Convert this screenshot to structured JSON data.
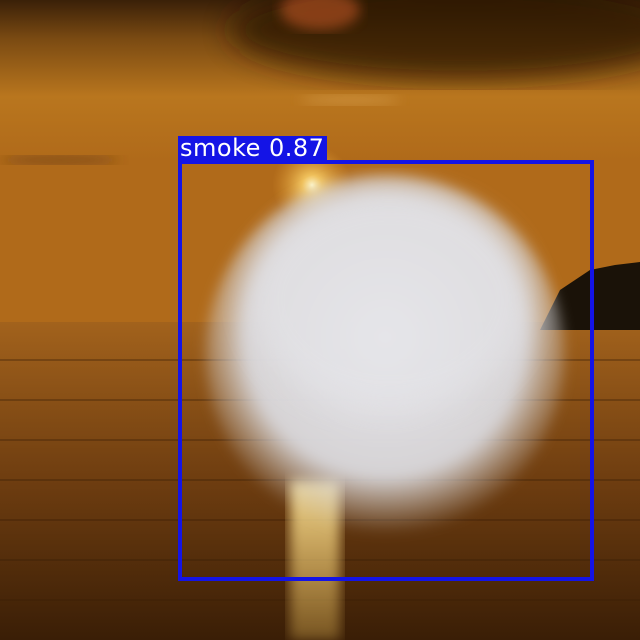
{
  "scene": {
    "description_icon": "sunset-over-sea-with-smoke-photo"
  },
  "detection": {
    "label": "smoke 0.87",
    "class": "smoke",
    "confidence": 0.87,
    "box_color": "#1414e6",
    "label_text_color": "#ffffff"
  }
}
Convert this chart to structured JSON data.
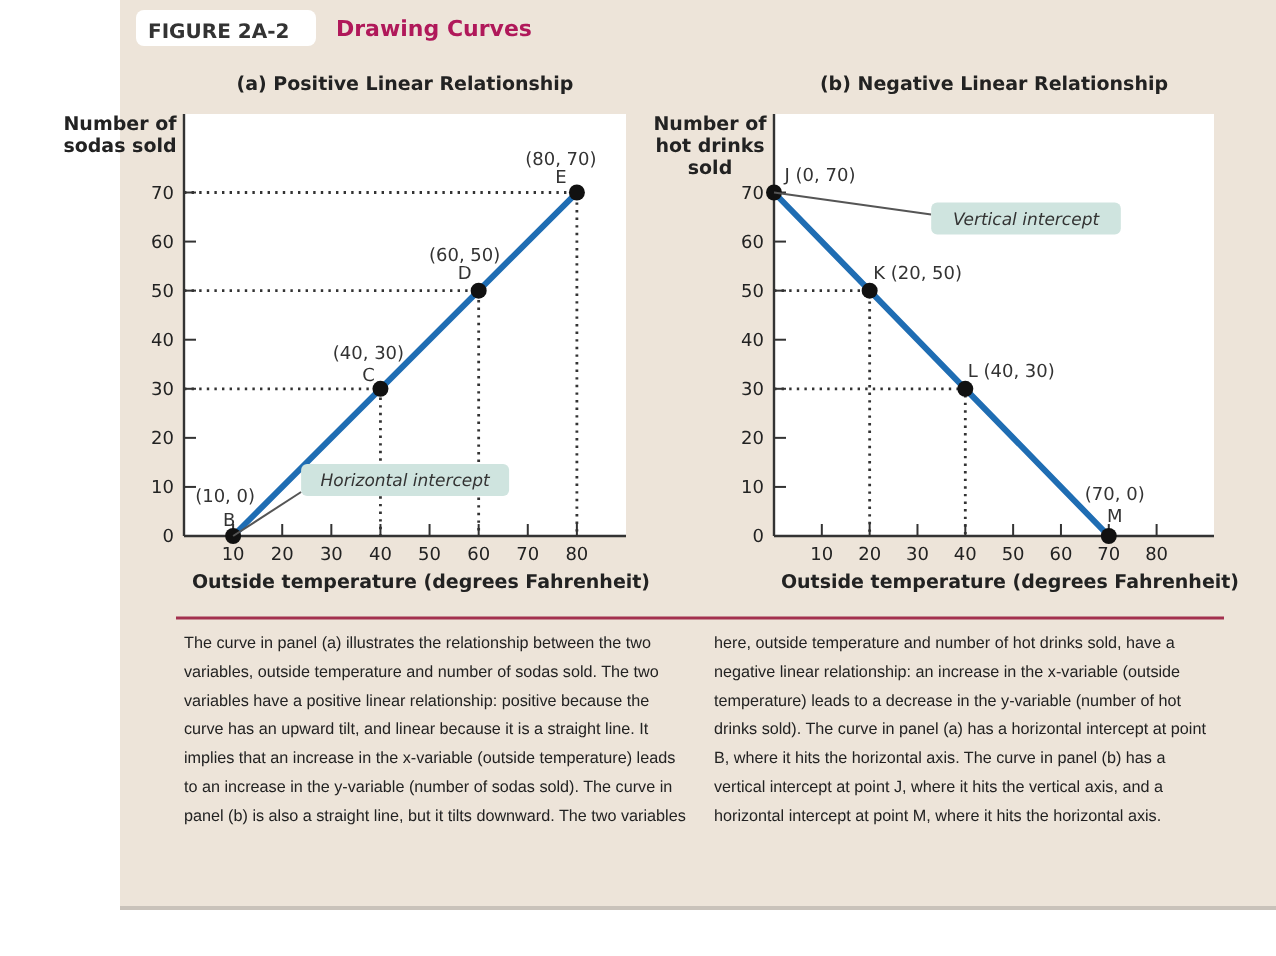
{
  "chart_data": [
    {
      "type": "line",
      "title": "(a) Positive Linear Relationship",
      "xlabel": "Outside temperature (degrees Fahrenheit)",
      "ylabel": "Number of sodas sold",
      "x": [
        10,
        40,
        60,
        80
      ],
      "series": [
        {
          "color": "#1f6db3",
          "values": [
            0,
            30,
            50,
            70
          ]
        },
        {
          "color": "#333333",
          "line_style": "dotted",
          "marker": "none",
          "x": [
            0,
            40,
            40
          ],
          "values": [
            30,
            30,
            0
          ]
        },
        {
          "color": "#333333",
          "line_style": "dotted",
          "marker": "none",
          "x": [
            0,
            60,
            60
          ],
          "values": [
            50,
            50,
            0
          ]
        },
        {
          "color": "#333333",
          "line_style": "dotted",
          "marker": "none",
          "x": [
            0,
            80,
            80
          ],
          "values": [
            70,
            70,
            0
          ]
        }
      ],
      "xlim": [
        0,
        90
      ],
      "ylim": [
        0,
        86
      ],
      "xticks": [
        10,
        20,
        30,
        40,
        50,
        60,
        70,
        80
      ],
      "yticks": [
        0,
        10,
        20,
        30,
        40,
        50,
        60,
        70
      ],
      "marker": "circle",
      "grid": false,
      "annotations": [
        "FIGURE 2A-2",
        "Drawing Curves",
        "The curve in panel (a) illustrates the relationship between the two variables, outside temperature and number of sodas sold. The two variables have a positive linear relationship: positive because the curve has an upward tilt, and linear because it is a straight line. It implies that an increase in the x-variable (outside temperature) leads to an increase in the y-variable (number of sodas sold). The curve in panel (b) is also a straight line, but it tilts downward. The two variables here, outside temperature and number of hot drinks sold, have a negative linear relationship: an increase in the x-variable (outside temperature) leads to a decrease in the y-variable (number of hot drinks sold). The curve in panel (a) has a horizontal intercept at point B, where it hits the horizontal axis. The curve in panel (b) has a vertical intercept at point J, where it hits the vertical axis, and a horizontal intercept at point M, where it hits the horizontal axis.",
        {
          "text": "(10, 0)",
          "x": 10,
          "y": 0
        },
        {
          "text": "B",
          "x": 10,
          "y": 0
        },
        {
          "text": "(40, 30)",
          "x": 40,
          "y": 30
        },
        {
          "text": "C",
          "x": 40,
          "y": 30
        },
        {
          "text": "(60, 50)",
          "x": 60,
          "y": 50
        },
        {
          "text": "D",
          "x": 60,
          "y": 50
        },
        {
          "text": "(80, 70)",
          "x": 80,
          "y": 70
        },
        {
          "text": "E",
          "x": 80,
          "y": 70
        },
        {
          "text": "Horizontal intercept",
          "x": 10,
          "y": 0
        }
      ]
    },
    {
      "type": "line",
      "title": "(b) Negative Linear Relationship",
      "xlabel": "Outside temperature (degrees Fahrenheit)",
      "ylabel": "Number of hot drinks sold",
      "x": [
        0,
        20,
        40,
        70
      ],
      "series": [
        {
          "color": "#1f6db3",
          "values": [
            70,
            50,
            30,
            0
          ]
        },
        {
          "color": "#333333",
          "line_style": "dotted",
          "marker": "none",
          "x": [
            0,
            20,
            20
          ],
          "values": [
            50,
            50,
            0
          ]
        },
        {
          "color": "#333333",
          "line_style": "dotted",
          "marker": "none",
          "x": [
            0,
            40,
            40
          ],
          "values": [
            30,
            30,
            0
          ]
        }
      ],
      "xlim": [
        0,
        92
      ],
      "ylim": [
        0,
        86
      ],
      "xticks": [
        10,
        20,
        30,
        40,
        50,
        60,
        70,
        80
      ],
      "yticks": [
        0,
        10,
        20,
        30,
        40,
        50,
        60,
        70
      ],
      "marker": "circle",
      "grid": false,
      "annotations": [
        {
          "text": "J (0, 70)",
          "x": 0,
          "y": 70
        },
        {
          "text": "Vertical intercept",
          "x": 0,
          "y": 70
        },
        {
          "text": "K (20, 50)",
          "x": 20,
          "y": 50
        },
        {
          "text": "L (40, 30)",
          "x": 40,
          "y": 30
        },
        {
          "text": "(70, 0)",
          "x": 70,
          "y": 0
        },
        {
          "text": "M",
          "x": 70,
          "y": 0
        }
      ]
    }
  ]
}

▶ [Written request]
Omit the pictures and reproduce the listing exactly.

▶ [Answer for this exercise]
Convert this screenshot to structured JSON data.
{
  "scene": {
    "description_icon": "sunset-over-sea-with-smoke-photo"
  },
  "detection": {
    "label": "smoke 0.87",
    "class": "smoke",
    "confidence": 0.87,
    "box_color": "#1414e6",
    "label_text_color": "#ffffff"
  }
}
Convert this chart to structured JSON data.
{
  "chart_data": [
    {
      "type": "line",
      "title": "(a) Positive Linear Relationship",
      "xlabel": "Outside temperature (degrees Fahrenheit)",
      "ylabel": "Number of sodas sold",
      "x": [
        10,
        40,
        60,
        80
      ],
      "series": [
        {
          "color": "#1f6db3",
          "values": [
            0,
            30,
            50,
            70
          ]
        },
        {
          "color": "#333333",
          "line_style": "dotted",
          "marker": "none",
          "x": [
            0,
            40,
            40
          ],
          "values": [
            30,
            30,
            0
          ]
        },
        {
          "color": "#333333",
          "line_style": "dotted",
          "marker": "none",
          "x": [
            0,
            60,
            60
          ],
          "values": [
            50,
            50,
            0
          ]
        },
        {
          "color": "#333333",
          "line_style": "dotted",
          "marker": "none",
          "x": [
            0,
            80,
            80
          ],
          "values": [
            70,
            70,
            0
          ]
        }
      ],
      "xlim": [
        0,
        90
      ],
      "ylim": [
        0,
        86
      ],
      "xticks": [
        10,
        20,
        30,
        40,
        50,
        60,
        70,
        80
      ],
      "yticks": [
        0,
        10,
        20,
        30,
        40,
        50,
        60,
        70
      ],
      "marker": "circle",
      "grid": false,
      "annotations": [
        "FIGURE 2A-2",
        "Drawing Curves",
        "The curve in panel (a) illustrates the relationship between the two variables, outside temperature and number of sodas sold. The two variables have a positive linear relationship: positive because the curve has an upward tilt, and linear because it is a straight line. It implies that an increase in the x-variable (outside temperature) leads to an increase in the y-variable (number of sodas sold). The curve in panel (b) is also a straight line, but it tilts downward. The two variables here, outside temperature and number of hot drinks sold, have a negative linear relationship: an increase in the x-variable (outside temperature) leads to a decrease in the y-variable (number of hot drinks sold). The curve in panel (a) has a horizontal intercept at point B, where it hits the horizontal axis. The curve in panel (b) has a vertical intercept at point J, where it hits the vertical axis, and a horizontal intercept at point M, where it hits the horizontal axis.",
        {
          "text": "(10, 0)",
          "x": 10,
          "y": 0
        },
        {
          "text": "B",
          "x": 10,
          "y": 0
        },
        {
          "text": "(40, 30)",
          "x": 40,
          "y": 30
        },
        {
          "text": "C",
          "x": 40,
          "y": 30
        },
        {
          "text": "(60, 50)",
          "x": 60,
          "y": 50
        },
        {
          "text": "D",
          "x": 60,
          "y": 50
        },
        {
          "text": "(80, 70)",
          "x": 80,
          "y": 70
        },
        {
          "text": "E",
          "x": 80,
          "y": 70
        },
        {
          "text": "Horizontal intercept",
          "x": 10,
          "y": 0
        }
      ]
    },
    {
      "type": "line",
      "title": "(b) Negative Linear Relationship",
      "xlabel": "Outside temperature (degrees Fahrenheit)",
      "ylabel": "Number of hot drinks sold",
      "x": [
        0,
        20,
        40,
        70
      ],
      "series": [
        {
          "color": "#1f6db3",
          "values": [
            70,
            50,
            30,
            0
          ]
        },
        {
          "color": "#333333",
          "line_style": "dotted",
          "marker": "none",
          "x": [
            0,
            20,
            20
          ],
          "values": [
            50,
            50,
            0
          ]
        },
        {
          "color": "#333333",
          "line_style": "dotted",
          "marker": "none",
          "x": [
            0,
            40,
            40
          ],
          "values": [
            30,
            30,
            0
          ]
        }
      ],
      "xlim": [
        0,
        92
      ],
      "ylim": [
        0,
        86
      ],
      "xticks": [
        10,
        20,
        30,
        40,
        50,
        60,
        70,
        80
      ],
      "yticks": [
        0,
        10,
        20,
        30,
        40,
        50,
        60,
        70
      ],
      "marker": "circle",
      "grid": false,
      "annotations": [
        {
          "text": "J (0, 70)",
          "x": 0,
          "y": 70
        },
        {
          "text": "Vertical intercept",
          "x": 0,
          "y": 70
        },
        {
          "text": "K (20, 50)",
          "x": 20,
          "y": 50
        },
        {
          "text": "L (40, 30)",
          "x": 40,
          "y": 30
        },
        {
          "text": "(70, 0)",
          "x": 70,
          "y": 0
        },
        {
          "text": "M",
          "x": 70,
          "y": 0
        }
      ]
    }
  ]
}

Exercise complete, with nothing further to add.